Given request
Scan the lines below for "industrie"; report the number of lines that contain it, and only that.

Provided information
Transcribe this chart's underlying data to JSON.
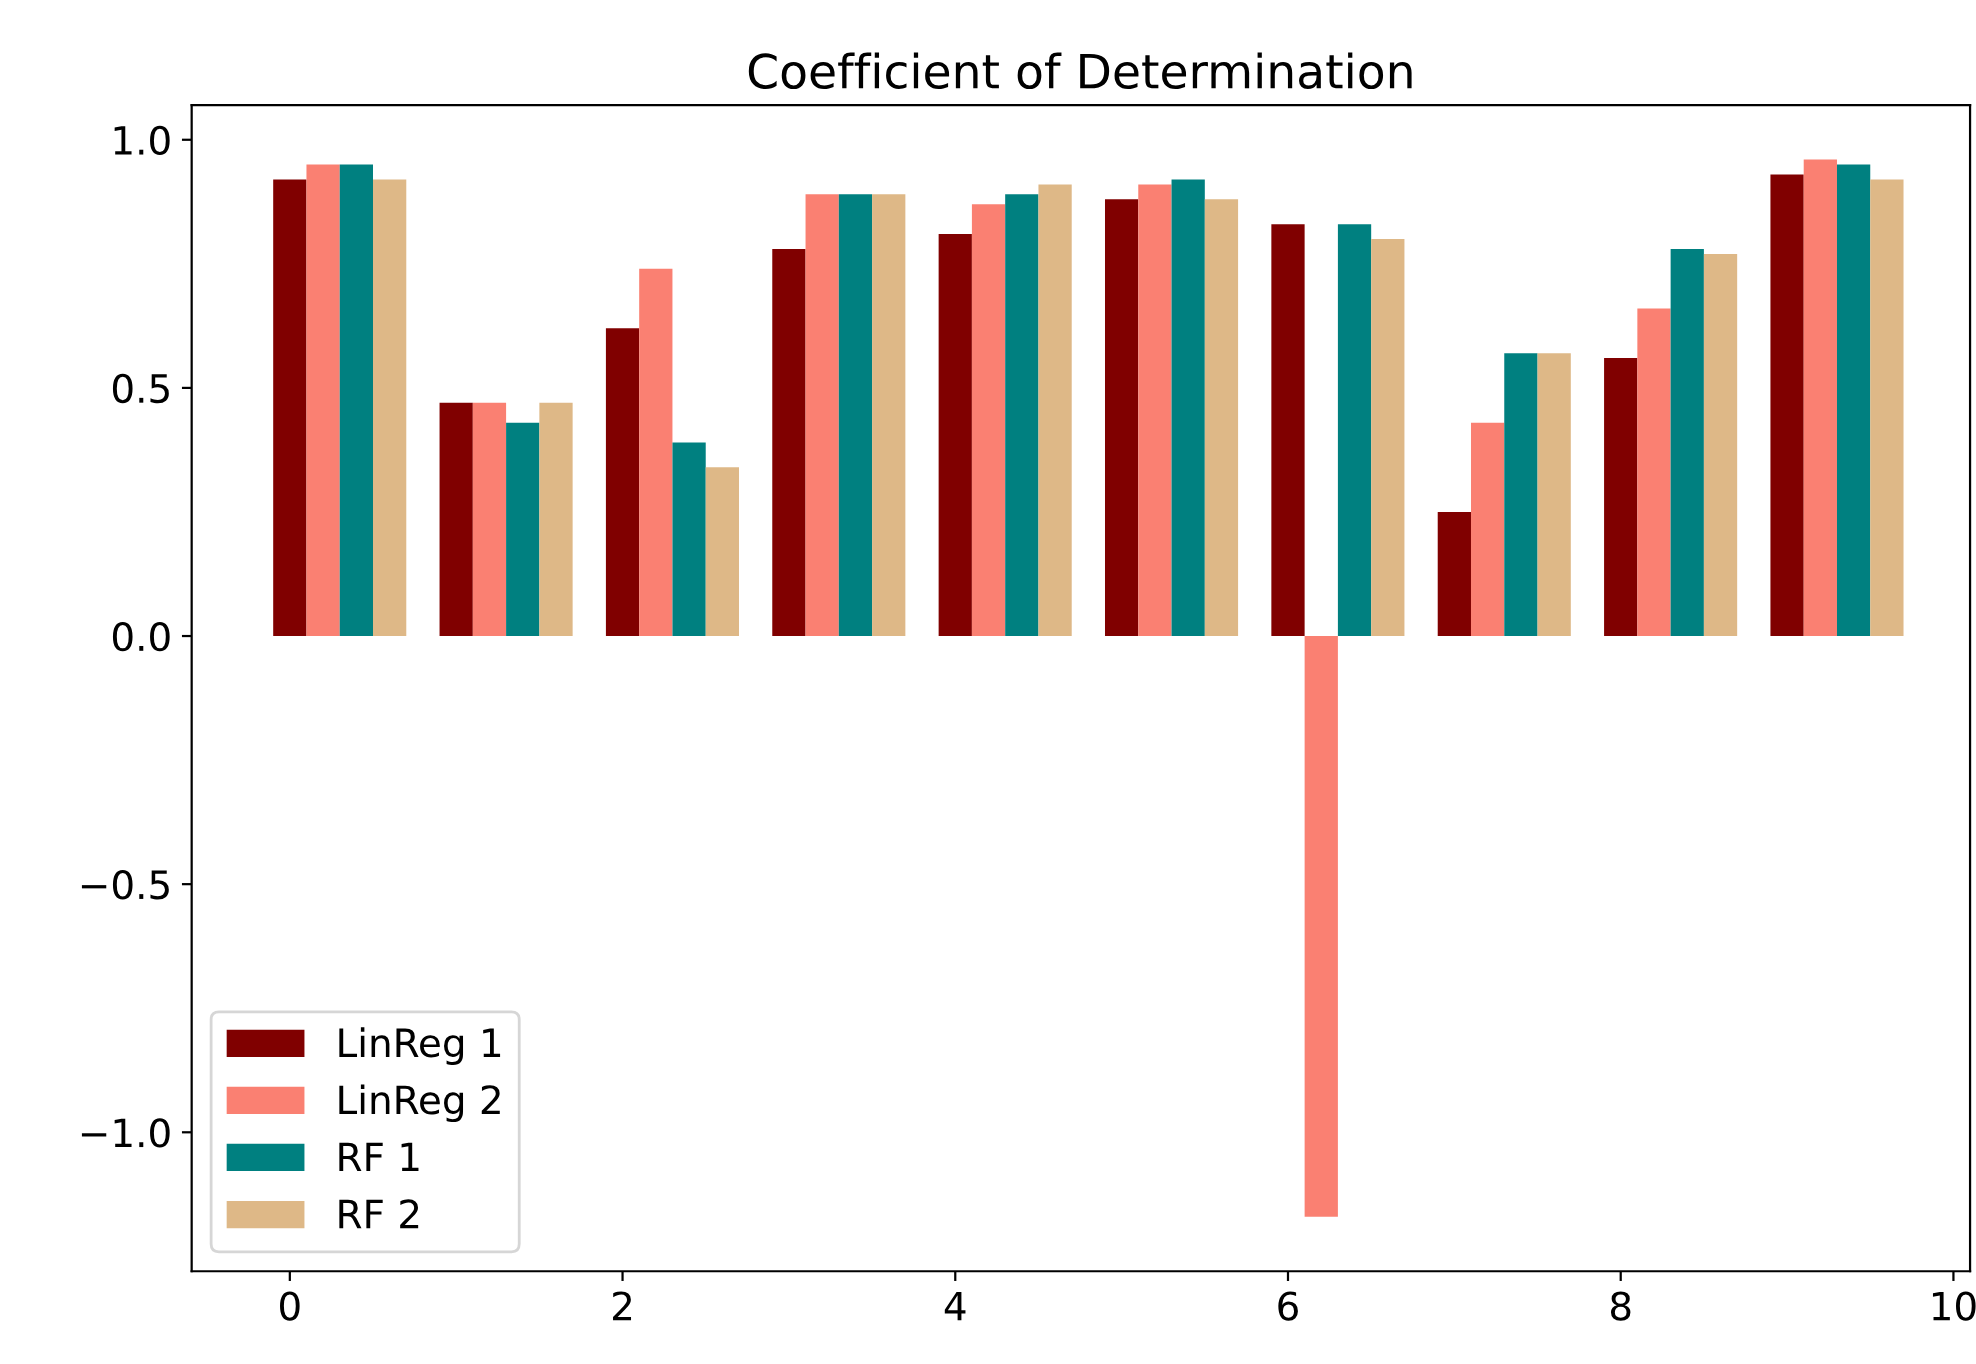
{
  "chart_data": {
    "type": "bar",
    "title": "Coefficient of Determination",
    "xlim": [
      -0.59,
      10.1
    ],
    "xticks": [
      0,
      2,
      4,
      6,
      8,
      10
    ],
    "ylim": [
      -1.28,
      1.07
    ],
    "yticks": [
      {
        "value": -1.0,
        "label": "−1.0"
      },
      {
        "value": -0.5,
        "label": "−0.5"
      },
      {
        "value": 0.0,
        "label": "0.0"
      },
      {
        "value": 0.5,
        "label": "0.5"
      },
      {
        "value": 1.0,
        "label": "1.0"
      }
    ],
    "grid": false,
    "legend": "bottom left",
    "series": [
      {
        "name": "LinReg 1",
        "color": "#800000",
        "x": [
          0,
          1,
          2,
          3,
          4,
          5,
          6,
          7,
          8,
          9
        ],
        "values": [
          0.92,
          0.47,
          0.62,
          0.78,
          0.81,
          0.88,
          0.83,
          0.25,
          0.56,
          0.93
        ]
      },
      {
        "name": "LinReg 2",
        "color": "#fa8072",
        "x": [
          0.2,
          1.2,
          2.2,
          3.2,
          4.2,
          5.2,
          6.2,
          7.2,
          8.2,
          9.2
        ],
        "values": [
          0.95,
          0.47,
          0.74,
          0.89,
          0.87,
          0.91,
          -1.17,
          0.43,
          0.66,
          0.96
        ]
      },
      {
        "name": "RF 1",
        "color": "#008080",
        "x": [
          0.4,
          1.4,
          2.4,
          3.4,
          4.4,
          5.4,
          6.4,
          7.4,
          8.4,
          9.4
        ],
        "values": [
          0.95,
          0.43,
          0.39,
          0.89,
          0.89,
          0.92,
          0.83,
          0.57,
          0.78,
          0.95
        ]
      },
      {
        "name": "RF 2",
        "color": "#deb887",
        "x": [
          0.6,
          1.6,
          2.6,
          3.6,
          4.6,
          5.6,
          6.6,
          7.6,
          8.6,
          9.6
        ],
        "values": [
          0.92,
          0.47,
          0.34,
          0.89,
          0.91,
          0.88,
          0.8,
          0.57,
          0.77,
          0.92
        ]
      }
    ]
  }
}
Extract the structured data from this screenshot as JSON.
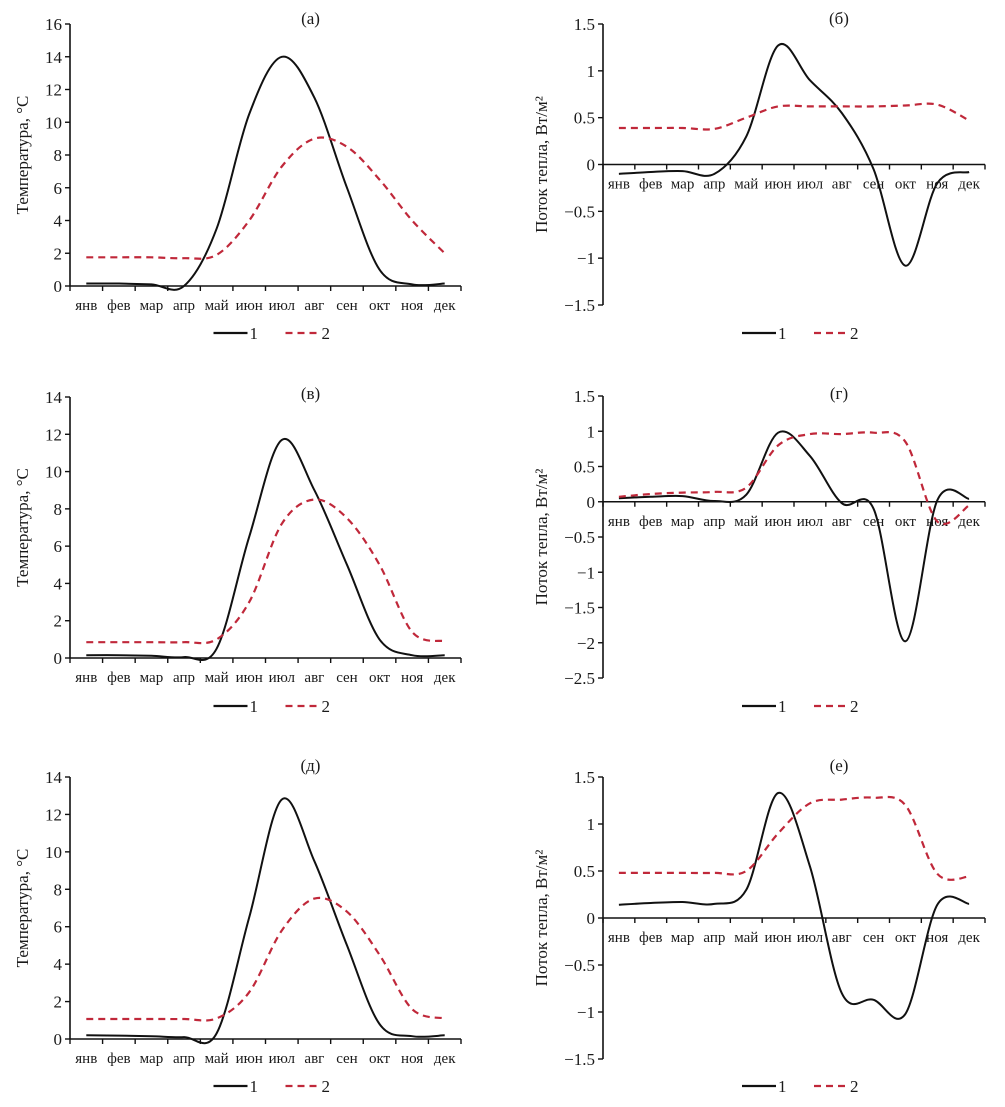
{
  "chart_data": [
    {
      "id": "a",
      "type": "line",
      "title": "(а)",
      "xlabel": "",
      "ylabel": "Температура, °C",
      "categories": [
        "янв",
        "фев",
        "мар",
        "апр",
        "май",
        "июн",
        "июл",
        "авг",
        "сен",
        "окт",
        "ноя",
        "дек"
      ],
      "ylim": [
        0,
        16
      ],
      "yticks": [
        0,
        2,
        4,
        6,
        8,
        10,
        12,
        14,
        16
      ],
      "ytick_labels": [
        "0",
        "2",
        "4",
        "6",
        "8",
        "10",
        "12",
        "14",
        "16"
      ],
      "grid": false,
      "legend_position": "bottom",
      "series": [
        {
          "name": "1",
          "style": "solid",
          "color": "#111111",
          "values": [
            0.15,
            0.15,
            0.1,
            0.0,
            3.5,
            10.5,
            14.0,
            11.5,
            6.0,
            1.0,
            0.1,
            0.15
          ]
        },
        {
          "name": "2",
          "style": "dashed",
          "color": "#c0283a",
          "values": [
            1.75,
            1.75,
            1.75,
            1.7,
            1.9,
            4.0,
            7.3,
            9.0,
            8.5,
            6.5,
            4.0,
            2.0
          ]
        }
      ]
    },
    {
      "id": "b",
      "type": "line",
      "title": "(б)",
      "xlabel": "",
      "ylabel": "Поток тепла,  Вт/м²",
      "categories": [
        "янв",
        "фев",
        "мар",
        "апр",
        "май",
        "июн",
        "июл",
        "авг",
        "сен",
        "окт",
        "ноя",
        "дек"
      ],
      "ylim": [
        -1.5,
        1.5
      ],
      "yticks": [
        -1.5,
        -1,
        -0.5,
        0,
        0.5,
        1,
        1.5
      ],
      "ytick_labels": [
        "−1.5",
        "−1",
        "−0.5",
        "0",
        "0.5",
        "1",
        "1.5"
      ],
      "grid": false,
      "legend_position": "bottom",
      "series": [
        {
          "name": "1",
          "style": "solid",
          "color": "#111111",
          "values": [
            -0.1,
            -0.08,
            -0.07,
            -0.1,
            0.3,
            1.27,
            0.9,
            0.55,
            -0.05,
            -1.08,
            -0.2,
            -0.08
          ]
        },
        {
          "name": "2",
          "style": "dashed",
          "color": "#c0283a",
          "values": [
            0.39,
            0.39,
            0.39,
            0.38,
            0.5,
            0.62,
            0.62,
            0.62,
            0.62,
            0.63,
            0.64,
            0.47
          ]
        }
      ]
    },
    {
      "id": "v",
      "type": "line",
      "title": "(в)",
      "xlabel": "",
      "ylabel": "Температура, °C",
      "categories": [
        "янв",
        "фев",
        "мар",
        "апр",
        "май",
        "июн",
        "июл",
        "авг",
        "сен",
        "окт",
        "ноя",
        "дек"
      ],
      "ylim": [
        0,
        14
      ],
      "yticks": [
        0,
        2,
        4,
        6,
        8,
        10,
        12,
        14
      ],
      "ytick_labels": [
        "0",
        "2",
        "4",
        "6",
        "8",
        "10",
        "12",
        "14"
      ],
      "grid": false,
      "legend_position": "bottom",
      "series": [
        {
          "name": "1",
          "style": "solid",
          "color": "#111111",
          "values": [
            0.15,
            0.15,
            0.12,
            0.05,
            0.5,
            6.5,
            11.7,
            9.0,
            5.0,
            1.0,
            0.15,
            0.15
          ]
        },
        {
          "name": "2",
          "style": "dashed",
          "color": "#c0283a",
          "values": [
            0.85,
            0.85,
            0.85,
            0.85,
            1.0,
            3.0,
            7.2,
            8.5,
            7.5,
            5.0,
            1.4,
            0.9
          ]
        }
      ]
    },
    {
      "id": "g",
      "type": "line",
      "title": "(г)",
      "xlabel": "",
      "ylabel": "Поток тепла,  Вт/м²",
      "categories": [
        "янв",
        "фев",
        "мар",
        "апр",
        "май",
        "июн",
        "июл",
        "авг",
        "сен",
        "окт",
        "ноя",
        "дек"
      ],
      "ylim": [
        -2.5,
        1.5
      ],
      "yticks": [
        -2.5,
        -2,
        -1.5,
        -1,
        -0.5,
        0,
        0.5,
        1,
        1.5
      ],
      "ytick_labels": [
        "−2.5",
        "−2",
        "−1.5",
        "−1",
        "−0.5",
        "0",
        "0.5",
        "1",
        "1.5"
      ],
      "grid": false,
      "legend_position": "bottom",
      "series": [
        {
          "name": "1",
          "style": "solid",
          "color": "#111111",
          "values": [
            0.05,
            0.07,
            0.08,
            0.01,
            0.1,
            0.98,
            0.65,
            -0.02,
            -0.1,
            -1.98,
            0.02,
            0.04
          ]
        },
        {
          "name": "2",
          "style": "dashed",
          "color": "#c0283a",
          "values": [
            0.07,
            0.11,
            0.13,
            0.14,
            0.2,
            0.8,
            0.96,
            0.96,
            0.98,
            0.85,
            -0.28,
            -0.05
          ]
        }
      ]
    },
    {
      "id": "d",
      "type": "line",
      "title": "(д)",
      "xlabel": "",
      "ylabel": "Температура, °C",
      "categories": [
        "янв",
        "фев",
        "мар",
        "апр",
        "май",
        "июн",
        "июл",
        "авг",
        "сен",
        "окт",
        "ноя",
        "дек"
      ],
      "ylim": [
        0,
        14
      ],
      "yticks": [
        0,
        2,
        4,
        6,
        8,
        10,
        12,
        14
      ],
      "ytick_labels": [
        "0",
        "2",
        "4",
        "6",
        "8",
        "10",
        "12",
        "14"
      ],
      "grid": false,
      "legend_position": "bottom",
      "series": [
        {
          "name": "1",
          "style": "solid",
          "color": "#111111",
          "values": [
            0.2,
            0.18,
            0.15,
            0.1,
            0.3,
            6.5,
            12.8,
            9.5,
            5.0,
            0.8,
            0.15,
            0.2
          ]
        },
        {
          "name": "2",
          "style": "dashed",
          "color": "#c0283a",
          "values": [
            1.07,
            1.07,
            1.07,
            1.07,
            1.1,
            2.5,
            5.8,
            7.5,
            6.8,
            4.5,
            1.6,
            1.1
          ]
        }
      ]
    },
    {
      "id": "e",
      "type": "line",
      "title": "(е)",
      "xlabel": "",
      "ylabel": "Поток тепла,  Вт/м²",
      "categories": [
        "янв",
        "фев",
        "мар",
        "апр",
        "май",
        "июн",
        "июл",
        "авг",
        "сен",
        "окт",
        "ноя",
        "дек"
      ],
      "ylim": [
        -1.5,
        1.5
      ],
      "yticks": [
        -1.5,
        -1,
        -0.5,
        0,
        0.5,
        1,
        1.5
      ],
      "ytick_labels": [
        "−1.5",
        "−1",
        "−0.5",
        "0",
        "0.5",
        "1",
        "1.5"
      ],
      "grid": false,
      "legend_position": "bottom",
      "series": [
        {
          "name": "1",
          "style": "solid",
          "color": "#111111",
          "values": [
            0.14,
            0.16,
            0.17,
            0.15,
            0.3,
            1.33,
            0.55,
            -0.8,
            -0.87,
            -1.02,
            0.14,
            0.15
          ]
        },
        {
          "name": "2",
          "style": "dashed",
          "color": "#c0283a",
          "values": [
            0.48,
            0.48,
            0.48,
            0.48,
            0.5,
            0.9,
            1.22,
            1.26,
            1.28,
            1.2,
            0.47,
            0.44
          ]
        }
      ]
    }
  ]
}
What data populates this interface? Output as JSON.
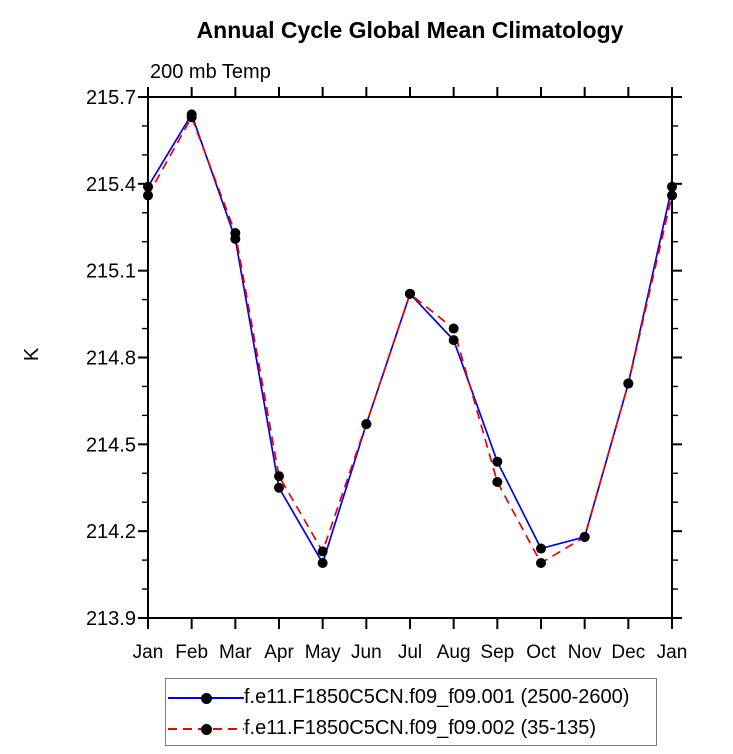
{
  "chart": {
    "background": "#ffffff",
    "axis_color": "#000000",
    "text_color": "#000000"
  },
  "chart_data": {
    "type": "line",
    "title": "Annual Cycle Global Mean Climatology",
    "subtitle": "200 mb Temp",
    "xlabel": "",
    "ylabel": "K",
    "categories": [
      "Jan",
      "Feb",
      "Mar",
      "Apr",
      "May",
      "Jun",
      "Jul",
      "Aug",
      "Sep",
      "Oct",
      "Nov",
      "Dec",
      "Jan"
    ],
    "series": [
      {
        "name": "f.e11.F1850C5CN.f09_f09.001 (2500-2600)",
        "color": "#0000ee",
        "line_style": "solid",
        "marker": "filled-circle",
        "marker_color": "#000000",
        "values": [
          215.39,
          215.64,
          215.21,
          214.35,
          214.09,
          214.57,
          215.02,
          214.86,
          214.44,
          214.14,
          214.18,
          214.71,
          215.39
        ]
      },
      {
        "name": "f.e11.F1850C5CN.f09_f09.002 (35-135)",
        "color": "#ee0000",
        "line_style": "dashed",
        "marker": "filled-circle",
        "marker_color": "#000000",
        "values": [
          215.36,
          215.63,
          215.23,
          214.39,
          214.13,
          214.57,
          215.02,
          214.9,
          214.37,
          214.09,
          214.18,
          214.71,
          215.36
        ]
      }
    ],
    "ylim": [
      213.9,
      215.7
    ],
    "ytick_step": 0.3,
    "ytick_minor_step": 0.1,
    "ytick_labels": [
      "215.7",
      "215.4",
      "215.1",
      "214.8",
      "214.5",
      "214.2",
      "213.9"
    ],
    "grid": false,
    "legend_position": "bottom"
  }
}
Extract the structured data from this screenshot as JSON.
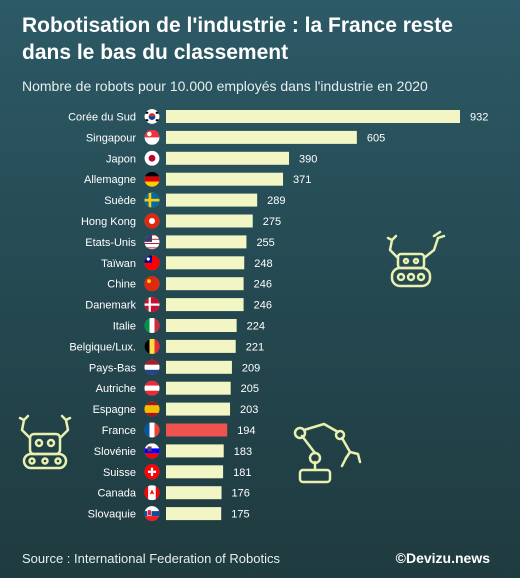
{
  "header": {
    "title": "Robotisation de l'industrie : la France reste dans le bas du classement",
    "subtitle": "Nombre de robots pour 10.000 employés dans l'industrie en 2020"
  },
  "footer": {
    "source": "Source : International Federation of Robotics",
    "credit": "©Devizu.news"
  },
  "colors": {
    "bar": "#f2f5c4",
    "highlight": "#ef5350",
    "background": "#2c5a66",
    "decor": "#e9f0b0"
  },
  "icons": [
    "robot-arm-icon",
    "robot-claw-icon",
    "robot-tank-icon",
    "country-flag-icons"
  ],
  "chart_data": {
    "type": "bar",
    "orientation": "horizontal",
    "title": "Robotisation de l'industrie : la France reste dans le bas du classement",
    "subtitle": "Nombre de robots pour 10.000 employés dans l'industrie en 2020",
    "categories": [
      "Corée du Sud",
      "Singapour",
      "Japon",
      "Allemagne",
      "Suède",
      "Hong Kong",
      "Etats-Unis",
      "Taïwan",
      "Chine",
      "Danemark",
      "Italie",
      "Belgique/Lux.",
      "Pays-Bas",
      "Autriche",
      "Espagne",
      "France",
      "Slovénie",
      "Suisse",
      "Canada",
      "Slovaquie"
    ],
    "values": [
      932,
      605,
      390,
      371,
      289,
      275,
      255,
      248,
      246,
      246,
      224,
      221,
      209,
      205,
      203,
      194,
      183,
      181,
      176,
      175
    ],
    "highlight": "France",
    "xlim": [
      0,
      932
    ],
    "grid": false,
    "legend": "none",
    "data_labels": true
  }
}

Exercise answer
4